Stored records

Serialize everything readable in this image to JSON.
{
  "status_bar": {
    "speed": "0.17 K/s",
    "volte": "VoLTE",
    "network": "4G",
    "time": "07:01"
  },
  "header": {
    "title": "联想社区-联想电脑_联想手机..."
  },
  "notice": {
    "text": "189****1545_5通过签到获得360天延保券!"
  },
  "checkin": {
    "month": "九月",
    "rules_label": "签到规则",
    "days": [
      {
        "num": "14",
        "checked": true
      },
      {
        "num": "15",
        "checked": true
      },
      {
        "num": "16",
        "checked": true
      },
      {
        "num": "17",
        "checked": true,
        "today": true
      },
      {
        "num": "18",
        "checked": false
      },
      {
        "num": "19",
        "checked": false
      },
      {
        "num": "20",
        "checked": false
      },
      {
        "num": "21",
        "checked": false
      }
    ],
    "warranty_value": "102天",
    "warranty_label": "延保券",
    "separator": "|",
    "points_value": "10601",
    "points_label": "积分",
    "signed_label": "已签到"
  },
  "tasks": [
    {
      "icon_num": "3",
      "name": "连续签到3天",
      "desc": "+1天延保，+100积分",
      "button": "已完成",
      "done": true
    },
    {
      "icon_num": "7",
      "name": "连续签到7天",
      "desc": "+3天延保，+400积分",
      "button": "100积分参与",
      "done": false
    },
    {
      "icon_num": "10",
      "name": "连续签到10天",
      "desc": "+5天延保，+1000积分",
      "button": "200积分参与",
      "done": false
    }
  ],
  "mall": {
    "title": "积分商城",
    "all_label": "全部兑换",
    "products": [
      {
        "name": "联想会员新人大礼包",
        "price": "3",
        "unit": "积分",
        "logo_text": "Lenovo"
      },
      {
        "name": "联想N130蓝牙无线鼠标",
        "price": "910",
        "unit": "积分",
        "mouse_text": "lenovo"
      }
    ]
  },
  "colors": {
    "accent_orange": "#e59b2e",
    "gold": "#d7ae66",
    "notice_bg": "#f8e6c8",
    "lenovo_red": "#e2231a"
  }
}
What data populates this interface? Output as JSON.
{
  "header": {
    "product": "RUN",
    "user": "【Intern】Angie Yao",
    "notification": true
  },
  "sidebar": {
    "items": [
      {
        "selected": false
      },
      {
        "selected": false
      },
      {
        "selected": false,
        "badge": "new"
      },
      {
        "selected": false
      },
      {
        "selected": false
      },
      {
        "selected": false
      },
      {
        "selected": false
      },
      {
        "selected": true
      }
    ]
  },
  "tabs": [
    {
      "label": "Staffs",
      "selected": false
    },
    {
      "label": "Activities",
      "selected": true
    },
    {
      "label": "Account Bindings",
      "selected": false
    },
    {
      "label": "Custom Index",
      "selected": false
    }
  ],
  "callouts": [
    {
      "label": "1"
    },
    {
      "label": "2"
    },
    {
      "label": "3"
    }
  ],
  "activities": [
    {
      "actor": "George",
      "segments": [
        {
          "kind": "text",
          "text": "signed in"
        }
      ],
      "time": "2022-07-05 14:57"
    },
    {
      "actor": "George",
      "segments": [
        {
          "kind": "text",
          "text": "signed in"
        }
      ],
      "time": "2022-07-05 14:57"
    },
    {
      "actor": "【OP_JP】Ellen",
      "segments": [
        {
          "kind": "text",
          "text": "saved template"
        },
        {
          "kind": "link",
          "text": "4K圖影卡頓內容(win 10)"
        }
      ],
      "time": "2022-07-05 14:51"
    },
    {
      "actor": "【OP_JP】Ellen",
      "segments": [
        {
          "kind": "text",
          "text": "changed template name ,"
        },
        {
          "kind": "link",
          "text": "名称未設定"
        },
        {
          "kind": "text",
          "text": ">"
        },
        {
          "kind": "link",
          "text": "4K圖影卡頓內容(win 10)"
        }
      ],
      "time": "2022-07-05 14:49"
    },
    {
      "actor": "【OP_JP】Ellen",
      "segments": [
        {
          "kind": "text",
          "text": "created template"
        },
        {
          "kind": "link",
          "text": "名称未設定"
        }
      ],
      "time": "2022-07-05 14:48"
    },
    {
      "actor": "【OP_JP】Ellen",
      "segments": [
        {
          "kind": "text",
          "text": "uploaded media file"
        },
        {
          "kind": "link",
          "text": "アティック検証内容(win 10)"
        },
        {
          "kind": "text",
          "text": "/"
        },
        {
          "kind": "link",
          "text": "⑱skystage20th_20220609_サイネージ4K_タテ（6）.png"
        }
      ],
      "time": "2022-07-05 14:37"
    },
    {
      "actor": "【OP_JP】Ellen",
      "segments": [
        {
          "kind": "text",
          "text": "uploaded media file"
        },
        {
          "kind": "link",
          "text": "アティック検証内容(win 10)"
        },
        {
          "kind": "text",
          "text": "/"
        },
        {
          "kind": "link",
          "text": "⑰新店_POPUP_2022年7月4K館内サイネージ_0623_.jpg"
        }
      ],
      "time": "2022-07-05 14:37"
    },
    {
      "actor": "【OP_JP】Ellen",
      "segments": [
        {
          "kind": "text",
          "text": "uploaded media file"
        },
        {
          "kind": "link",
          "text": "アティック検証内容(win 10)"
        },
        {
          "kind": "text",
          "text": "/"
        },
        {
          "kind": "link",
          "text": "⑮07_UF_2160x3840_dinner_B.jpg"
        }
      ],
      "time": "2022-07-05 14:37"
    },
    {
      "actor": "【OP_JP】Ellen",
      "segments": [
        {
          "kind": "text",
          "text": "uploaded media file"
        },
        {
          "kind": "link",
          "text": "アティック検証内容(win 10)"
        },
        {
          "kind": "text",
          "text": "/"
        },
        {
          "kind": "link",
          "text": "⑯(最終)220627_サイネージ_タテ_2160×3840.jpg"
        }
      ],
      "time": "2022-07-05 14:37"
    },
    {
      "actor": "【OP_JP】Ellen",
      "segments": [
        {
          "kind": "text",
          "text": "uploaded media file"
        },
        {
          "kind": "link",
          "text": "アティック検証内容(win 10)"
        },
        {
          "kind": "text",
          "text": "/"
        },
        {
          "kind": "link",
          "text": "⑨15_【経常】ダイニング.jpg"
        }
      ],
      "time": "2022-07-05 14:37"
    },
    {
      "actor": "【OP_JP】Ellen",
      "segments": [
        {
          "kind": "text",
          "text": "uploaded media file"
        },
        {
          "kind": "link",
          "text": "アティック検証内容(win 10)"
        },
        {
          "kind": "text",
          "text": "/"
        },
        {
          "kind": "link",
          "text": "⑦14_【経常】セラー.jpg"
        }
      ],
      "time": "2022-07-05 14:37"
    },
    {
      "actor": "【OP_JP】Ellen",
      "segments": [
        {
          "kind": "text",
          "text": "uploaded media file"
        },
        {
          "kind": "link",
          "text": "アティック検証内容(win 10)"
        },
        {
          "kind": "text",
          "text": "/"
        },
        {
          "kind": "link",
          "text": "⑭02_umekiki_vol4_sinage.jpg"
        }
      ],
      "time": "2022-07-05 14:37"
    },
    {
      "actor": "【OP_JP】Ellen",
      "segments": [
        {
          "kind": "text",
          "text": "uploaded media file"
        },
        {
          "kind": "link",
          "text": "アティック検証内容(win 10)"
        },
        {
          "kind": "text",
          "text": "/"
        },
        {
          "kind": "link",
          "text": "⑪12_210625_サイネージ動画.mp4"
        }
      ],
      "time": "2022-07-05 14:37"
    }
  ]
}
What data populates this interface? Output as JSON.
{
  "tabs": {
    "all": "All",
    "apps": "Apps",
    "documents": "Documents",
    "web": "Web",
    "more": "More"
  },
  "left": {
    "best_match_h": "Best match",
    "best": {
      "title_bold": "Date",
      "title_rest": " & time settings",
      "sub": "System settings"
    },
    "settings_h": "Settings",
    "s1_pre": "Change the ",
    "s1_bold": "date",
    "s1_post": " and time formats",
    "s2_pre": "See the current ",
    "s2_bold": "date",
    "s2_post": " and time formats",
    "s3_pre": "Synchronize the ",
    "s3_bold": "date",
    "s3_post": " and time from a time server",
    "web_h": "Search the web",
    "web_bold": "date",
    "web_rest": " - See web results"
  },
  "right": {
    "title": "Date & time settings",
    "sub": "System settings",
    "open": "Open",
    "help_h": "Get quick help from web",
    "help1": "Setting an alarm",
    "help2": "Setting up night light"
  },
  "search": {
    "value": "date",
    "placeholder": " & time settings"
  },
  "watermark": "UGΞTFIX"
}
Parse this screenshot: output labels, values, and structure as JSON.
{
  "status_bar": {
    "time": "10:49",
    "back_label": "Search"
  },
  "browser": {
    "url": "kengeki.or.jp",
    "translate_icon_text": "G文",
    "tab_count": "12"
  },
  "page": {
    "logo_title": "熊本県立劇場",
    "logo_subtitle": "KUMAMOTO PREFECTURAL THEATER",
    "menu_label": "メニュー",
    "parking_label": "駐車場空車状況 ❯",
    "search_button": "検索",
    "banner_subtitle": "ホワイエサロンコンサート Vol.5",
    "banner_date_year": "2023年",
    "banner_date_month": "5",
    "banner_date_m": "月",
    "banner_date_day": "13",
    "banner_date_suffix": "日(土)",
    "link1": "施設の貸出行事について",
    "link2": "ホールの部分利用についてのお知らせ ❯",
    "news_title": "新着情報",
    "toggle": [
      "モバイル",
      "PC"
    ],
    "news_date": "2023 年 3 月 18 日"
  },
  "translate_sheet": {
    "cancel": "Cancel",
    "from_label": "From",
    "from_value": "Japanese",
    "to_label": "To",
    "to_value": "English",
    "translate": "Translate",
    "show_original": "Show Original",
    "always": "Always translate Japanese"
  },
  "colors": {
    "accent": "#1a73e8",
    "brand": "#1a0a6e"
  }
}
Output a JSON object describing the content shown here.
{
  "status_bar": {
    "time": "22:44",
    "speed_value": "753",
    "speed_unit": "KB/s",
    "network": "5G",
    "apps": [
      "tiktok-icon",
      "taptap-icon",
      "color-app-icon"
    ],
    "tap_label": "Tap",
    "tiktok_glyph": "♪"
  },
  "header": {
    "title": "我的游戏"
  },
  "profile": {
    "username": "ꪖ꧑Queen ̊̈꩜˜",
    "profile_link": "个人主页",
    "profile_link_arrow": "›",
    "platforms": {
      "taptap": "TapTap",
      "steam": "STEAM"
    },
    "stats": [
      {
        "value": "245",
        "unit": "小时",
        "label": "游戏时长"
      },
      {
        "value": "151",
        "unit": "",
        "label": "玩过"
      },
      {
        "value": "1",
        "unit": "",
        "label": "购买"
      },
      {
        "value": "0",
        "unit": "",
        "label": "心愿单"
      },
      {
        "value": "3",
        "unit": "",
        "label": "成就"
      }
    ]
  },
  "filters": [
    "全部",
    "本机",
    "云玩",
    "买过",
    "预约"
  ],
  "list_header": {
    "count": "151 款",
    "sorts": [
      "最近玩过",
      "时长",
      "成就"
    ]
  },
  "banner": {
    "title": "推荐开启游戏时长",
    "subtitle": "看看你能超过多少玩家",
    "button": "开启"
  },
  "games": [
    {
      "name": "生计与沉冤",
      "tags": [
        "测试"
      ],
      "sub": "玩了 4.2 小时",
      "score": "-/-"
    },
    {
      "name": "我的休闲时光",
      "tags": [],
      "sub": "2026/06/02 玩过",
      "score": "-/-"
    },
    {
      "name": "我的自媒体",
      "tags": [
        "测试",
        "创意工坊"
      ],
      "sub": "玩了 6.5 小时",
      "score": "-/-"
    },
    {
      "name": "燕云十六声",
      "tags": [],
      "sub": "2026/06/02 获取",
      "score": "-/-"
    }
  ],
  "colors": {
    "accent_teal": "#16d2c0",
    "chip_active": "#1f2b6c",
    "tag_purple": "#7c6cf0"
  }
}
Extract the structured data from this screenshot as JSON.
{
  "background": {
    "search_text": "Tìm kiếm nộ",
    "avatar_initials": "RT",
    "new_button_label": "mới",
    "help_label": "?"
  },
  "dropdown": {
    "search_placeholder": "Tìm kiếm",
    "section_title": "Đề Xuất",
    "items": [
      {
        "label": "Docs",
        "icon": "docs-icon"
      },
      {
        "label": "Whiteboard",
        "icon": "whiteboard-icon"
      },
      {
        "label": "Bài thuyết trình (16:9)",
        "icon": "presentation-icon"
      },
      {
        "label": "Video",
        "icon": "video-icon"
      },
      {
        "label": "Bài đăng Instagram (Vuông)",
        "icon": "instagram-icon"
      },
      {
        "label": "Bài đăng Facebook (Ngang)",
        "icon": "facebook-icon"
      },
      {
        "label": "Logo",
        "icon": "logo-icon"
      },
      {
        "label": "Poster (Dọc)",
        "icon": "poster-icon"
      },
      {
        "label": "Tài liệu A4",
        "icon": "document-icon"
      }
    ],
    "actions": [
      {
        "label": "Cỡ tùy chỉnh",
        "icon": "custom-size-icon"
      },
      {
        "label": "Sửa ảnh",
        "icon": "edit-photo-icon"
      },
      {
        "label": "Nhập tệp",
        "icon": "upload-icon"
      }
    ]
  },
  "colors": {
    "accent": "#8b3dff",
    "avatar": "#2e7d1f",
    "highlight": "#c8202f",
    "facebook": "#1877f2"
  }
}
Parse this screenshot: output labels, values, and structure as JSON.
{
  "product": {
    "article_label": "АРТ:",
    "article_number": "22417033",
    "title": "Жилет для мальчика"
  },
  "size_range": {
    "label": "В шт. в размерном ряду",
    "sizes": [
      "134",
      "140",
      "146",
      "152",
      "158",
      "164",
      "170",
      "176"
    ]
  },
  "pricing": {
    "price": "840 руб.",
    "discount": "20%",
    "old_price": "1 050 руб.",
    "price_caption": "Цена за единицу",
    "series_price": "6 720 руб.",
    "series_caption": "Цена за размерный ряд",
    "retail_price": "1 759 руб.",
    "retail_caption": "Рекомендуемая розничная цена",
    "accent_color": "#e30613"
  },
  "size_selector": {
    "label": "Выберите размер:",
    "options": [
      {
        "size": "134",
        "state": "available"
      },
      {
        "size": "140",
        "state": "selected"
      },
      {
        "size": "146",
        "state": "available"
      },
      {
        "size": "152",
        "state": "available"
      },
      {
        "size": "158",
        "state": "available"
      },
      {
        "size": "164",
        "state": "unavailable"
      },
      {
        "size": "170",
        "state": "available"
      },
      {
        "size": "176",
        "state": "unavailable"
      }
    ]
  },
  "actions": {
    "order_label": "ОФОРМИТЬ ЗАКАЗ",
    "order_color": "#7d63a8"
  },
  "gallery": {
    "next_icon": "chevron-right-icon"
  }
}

## AIM OF THE EXERCISE
Tally how many lines of the data include the word "true". Write the number and nothing else.

## IN RESPONSE
9